[Raw records]

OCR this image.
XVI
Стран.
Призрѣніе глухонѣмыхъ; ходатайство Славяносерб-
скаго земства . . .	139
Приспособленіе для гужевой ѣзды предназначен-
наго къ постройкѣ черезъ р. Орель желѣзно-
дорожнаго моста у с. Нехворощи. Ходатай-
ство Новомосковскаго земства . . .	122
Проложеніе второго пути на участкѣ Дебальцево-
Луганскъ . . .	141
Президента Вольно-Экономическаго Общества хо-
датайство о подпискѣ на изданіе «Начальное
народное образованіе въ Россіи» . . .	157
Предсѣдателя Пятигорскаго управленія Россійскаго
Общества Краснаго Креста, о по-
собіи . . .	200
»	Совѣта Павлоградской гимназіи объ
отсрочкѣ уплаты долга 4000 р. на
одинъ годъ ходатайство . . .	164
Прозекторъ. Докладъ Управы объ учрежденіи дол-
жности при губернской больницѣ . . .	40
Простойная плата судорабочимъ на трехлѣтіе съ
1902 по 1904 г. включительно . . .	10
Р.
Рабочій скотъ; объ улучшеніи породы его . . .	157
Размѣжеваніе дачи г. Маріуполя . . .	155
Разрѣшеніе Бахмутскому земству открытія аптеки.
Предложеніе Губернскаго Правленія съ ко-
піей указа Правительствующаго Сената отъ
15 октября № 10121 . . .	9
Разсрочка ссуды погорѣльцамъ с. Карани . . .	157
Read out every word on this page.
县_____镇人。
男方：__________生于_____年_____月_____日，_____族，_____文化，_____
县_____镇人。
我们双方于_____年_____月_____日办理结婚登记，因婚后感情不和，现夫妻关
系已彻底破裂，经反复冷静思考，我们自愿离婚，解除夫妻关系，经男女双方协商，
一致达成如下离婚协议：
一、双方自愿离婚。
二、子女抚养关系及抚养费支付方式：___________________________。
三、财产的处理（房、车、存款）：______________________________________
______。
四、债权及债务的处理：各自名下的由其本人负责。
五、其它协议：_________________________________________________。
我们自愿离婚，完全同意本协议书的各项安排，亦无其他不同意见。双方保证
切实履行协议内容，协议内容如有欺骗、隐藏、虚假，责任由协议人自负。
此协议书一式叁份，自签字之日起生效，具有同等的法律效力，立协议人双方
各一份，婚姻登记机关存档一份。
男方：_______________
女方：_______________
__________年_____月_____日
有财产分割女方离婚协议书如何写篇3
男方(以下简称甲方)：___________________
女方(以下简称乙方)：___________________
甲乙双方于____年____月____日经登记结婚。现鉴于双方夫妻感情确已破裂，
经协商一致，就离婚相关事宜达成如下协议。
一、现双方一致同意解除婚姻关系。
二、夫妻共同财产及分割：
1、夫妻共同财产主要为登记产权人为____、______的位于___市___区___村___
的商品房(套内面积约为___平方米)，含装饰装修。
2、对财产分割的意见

> _Directive_:
Leave out every line before the one containing "Read out every word on this page."; set down that line and all remaining lines of the material exactly.

> _Solution for this task_:
Read out every word on this page.
县_____镇人。
男方：__________生于_____年_____月_____日，_____族，_____文化，_____
县_____镇人。
我们双方于_____年_____月_____日办理结婚登记，因婚后感情不和，现夫妻关
系已彻底破裂，经反复冷静思考，我们自愿离婚，解除夫妻关系，经男女双方协商，
一致达成如下离婚协议：
一、双方自愿离婚。
二、子女抚养关系及抚养费支付方式：___________________________。
三、财产的处理（房、车、存款）：______________________________________
______。
四、债权及债务的处理：各自名下的由其本人负责。
五、其它协议：_________________________________________________。
我们自愿离婚，完全同意本协议书的各项安排，亦无其他不同意见。双方保证
切实履行协议内容，协议内容如有欺骗、隐藏、虚假，责任由协议人自负。
此协议书一式叁份，自签字之日起生效，具有同等的法律效力，立协议人双方
各一份，婚姻登记机关存档一份。
男方：_______________
女方：_______________
__________年_____月_____日
有财产分割女方离婚协议书如何写篇3
男方(以下简称甲方)：___________________
女方(以下简称乙方)：___________________
甲乙双方于____年____月____日经登记结婚。现鉴于双方夫妻感情确已破裂，
经协商一致，就离婚相关事宜达成如下协议。
一、现双方一致同意解除婚姻关系。
二、夫妻共同财产及分割：
1、夫妻共同财产主要为登记产权人为____、______的位于___市___区___村___
的商品房(套内面积约为___平方米)，含装饰装修。
2、对财产分割的意见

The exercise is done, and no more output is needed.